• **Input**
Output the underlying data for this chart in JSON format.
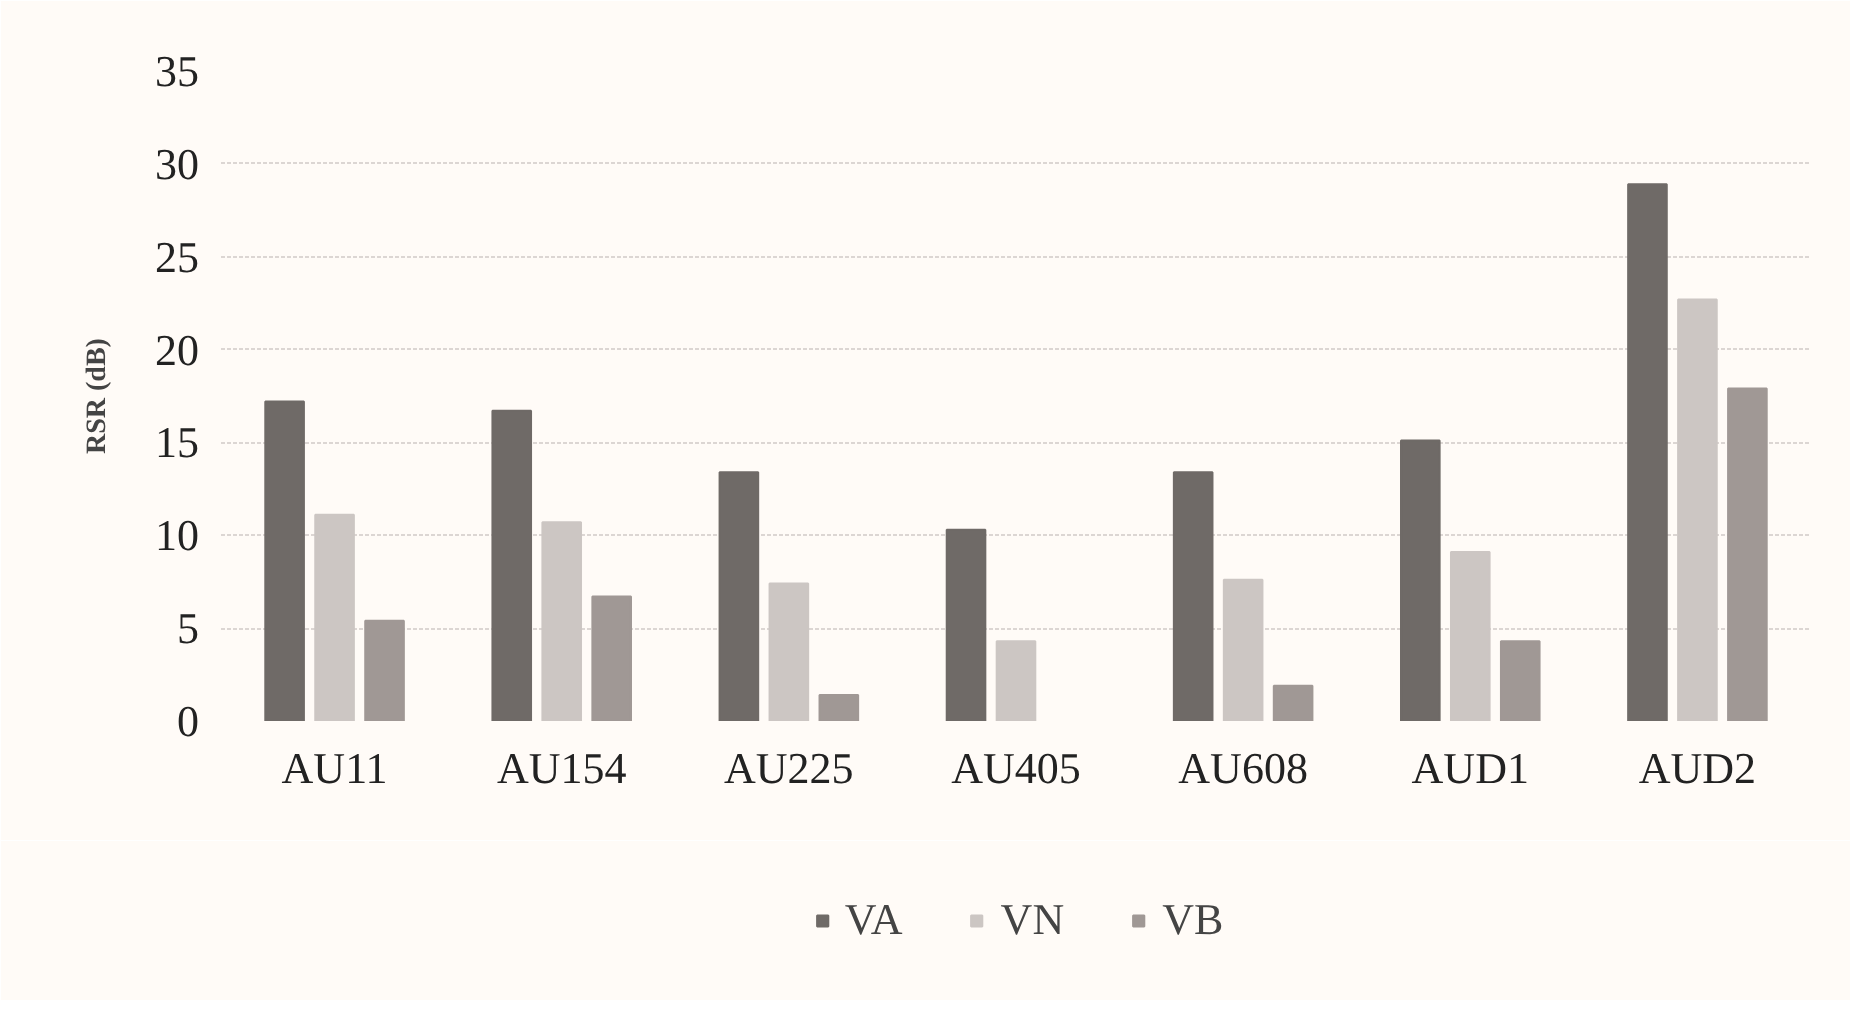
{
  "chart_data": {
    "type": "bar",
    "ylabel": "RSR (dB)",
    "categories": [
      "AU11",
      "AU154",
      "AU225",
      "AU405",
      "AU608",
      "AUD1",
      "AUD2"
    ],
    "series": [
      {
        "name": "VA",
        "color": "#6f6a67",
        "values": [
          17.2,
          16.7,
          13.4,
          10.3,
          13.4,
          15.1,
          28.9
        ]
      },
      {
        "name": "VN",
        "color": "#ccc6c3",
        "values": [
          11.1,
          10.7,
          7.4,
          4.3,
          7.6,
          9.1,
          22.7
        ]
      },
      {
        "name": "VB",
        "color": "#a09895",
        "values": [
          5.4,
          6.7,
          1.4,
          null,
          1.9,
          4.3,
          17.9
        ]
      }
    ],
    "ylim": [
      0,
      35
    ],
    "yticks": [
      0,
      5,
      10,
      15,
      20,
      25,
      30,
      35
    ],
    "grid": "y",
    "legend": "bottom"
  }
}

• **Given problem**
Of all the lines above, how many contain the word "color"? Give the number and nothing else.

• **Task answer**
3